[Collected data]
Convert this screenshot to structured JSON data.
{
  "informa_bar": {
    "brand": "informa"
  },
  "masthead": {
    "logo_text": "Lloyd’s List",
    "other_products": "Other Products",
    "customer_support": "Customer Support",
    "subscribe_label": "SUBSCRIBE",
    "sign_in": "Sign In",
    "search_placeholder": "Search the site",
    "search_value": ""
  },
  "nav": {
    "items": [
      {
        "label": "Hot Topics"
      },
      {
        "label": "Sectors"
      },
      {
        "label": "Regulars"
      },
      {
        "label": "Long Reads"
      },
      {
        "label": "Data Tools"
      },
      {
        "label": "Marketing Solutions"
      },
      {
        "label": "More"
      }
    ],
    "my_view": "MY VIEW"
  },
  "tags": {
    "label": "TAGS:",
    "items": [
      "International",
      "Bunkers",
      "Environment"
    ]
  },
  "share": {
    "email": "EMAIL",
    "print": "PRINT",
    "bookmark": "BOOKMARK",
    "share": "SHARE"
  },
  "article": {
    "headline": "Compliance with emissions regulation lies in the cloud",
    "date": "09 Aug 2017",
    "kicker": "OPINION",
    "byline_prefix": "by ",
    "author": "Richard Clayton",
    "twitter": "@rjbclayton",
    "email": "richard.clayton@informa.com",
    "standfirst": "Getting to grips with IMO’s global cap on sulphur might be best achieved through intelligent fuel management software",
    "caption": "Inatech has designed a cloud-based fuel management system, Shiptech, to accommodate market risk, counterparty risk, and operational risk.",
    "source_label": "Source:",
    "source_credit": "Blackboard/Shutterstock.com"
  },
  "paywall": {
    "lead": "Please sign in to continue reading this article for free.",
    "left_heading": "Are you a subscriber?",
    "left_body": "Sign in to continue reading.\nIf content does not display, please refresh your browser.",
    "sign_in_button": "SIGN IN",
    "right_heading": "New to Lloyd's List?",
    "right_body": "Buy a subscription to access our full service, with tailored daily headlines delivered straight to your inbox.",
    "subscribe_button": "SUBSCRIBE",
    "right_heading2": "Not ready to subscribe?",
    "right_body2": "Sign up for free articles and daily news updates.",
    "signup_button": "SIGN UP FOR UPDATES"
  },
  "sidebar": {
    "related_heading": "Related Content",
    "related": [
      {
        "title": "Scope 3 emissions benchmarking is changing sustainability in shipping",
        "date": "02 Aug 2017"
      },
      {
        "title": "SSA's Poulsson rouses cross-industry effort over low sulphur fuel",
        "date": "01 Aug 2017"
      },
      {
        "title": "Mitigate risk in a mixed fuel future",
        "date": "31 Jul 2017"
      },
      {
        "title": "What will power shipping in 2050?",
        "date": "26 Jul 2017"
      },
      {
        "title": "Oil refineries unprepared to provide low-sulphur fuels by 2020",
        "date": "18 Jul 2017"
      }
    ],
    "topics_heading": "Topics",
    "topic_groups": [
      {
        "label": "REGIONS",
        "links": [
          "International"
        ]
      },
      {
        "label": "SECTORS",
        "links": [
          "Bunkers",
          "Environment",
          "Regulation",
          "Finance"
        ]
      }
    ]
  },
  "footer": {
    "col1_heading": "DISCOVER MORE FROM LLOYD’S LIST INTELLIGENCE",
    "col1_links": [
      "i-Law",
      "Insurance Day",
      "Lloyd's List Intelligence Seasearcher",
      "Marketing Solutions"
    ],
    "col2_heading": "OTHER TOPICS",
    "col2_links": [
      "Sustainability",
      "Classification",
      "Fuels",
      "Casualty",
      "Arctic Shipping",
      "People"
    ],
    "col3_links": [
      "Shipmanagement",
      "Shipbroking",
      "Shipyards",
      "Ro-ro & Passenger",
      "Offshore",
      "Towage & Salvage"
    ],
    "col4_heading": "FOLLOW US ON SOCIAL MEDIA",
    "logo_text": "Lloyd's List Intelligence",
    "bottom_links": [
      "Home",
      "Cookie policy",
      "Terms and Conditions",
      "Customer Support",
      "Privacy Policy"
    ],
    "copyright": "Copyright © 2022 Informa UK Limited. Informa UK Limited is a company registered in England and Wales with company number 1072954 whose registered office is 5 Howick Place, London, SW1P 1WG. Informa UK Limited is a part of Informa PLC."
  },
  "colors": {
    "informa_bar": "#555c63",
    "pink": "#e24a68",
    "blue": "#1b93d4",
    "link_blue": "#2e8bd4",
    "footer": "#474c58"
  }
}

> _Stated goal_
Copy every line verbatim.

> _Output below_
Convert this screenshot to structured JSON data.
{
  "informa_bar": {
    "brand": "informa"
  },
  "masthead": {
    "logo_text": "Lloyd’s List",
    "other_products": "Other Products",
    "customer_support": "Customer Support",
    "subscribe_label": "SUBSCRIBE",
    "sign_in": "Sign In",
    "search_placeholder": "Search the site",
    "search_value": ""
  },
  "nav": {
    "items": [
      {
        "label": "Hot Topics"
      },
      {
        "label": "Sectors"
      },
      {
        "label": "Regulars"
      },
      {
        "label": "Long Reads"
      },
      {
        "label": "Data Tools"
      },
      {
        "label": "Marketing Solutions"
      },
      {
        "label": "More"
      }
    ],
    "my_view": "MY VIEW"
  },
  "tags": {
    "label": "TAGS:",
    "items": [
      "International",
      "Bunkers",
      "Environment"
    ]
  },
  "share": {
    "email": "EMAIL",
    "print": "PRINT",
    "bookmark": "BOOKMARK",
    "share": "SHARE"
  },
  "article": {
    "headline": "Compliance with emissions regulation lies in the cloud",
    "date": "09 Aug 2017",
    "kicker": "OPINION",
    "byline_prefix": "by ",
    "author": "Richard Clayton",
    "twitter": "@rjbclayton",
    "email": "richard.clayton@informa.com",
    "standfirst": "Getting to grips with IMO’s global cap on sulphur might be best achieved through intelligent fuel management software",
    "caption": "Inatech has designed a cloud-based fuel management system, Shiptech, to accommodate market risk, counterparty risk, and operational risk.",
    "source_label": "Source:",
    "source_credit": "Blackboard/Shutterstock.com"
  },
  "paywall": {
    "lead": "Please sign in to continue reading this article for free.",
    "left_heading": "Are you a subscriber?",
    "left_body": "Sign in to continue reading.\nIf content does not display, please refresh your browser.",
    "sign_in_button": "SIGN IN",
    "right_heading": "New to Lloyd's List?",
    "right_body": "Buy a subscription to access our full service, with tailored daily headlines delivered straight to your inbox.",
    "subscribe_button": "SUBSCRIBE",
    "right_heading2": "Not ready to subscribe?",
    "right_body2": "Sign up for free articles and daily news updates.",
    "signup_button": "SIGN UP FOR UPDATES"
  },
  "sidebar": {
    "related_heading": "Related Content",
    "related": [
      {
        "title": "Scope 3 emissions benchmarking is changing sustainability in shipping",
        "date": "02 Aug 2017"
      },
      {
        "title": "SSA's Poulsson rouses cross-industry effort over low sulphur fuel",
        "date": "01 Aug 2017"
      },
      {
        "title": "Mitigate risk in a mixed fuel future",
        "date": "31 Jul 2017"
      },
      {
        "title": "What will power shipping in 2050?",
        "date": "26 Jul 2017"
      },
      {
        "title": "Oil refineries unprepared to provide low-sulphur fuels by 2020",
        "date": "18 Jul 2017"
      }
    ],
    "topics_heading": "Topics",
    "topic_groups": [
      {
        "label": "REGIONS",
        "links": [
          "International"
        ]
      },
      {
        "label": "SECTORS",
        "links": [
          "Bunkers",
          "Environment",
          "Regulation",
          "Finance"
        ]
      }
    ]
  },
  "footer": {
    "col1_heading": "DISCOVER MORE FROM LLOYD’S LIST INTELLIGENCE",
    "col1_links": [
      "i-Law",
      "Insurance Day",
      "Lloyd's List Intelligence Seasearcher",
      "Marketing Solutions"
    ],
    "col2_heading": "OTHER TOPICS",
    "col2_links": [
      "Sustainability",
      "Classification",
      "Fuels",
      "Casualty",
      "Arctic Shipping",
      "People"
    ],
    "col3_links": [
      "Shipmanagement",
      "Shipbroking",
      "Shipyards",
      "Ro-ro & Passenger",
      "Offshore",
      "Towage & Salvage"
    ],
    "col4_heading": "FOLLOW US ON SOCIAL MEDIA",
    "logo_text": "Lloyd's List Intelligence",
    "bottom_links": [
      "Home",
      "Cookie policy",
      "Terms and Conditions",
      "Customer Support",
      "Privacy Policy"
    ],
    "copyright": "Copyright © 2022 Informa UK Limited. Informa UK Limited is a company registered in England and Wales with company number 1072954 whose registered office is 5 Howick Place, London, SW1P 1WG. Informa UK Limited is a part of Informa PLC."
  },
  "colors": {
    "informa_bar": "#555c63",
    "pink": "#e24a68",
    "blue": "#1b93d4",
    "link_blue": "#2e8bd4",
    "footer": "#474c58"
  }
}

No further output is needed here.